_Task details_
Every entry that follows should be reproduced exactly.

[Data items]
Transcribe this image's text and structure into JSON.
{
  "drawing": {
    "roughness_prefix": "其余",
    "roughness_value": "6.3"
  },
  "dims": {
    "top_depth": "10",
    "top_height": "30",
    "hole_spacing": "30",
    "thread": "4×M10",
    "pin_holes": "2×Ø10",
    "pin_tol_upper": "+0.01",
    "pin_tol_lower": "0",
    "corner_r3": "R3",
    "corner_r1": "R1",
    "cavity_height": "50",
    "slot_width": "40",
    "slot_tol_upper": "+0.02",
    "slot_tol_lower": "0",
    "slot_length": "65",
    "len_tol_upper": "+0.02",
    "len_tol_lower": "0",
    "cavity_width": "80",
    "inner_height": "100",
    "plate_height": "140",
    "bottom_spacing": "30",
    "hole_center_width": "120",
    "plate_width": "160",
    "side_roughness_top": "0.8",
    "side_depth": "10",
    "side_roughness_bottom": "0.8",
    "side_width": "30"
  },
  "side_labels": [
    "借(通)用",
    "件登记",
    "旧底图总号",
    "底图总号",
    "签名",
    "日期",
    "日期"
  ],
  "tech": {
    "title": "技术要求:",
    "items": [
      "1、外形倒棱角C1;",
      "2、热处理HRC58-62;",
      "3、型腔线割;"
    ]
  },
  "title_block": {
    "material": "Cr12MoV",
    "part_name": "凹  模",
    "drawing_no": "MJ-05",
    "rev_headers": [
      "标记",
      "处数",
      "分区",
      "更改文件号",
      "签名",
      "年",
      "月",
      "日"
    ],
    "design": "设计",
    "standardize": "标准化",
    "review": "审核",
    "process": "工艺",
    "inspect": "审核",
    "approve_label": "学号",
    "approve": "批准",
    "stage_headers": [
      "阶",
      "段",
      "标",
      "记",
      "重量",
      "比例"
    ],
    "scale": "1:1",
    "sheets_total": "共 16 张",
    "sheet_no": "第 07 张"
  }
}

_Exercise solution_
Transcribe this image's text and structure into JSON.
{
  "drawing": {
    "roughness_prefix": "其余",
    "roughness_value": "6.3"
  },
  "dims": {
    "top_depth": "10",
    "top_height": "30",
    "hole_spacing": "30",
    "thread": "4×M10",
    "pin_holes": "2×Ø10",
    "pin_tol_upper": "+0.01",
    "pin_tol_lower": "0",
    "corner_r3": "R3",
    "corner_r1": "R1",
    "cavity_height": "50",
    "slot_width": "40",
    "slot_tol_upper": "+0.02",
    "slot_tol_lower": "0",
    "slot_length": "65",
    "len_tol_upper": "+0.02",
    "len_tol_lower": "0",
    "cavity_width": "80",
    "inner_height": "100",
    "plate_height": "140",
    "bottom_spacing": "30",
    "hole_center_width": "120",
    "plate_width": "160",
    "side_roughness_top": "0.8",
    "side_depth": "10",
    "side_roughness_bottom": "0.8",
    "side_width": "30"
  },
  "side_labels": [
    "借(通)用",
    "件登记",
    "旧底图总号",
    "底图总号",
    "签名",
    "日期",
    "日期"
  ],
  "tech": {
    "title": "技术要求:",
    "items": [
      "1、外形倒棱角C1;",
      "2、热处理HRC58-62;",
      "3、型腔线割;"
    ]
  },
  "title_block": {
    "material": "Cr12MoV",
    "part_name": "凹  模",
    "drawing_no": "MJ-05",
    "rev_headers": [
      "标记",
      "处数",
      "分区",
      "更改文件号",
      "签名",
      "年",
      "月",
      "日"
    ],
    "design": "设计",
    "standardize": "标准化",
    "review": "审核",
    "process": "工艺",
    "inspect": "审核",
    "approve_label": "学号",
    "approve": "批准",
    "stage_headers": [
      "阶",
      "段",
      "标",
      "记",
      "重量",
      "比例"
    ],
    "scale": "1:1",
    "sheets_total": "共 16 张",
    "sheet_no": "第 07 张"
  }
}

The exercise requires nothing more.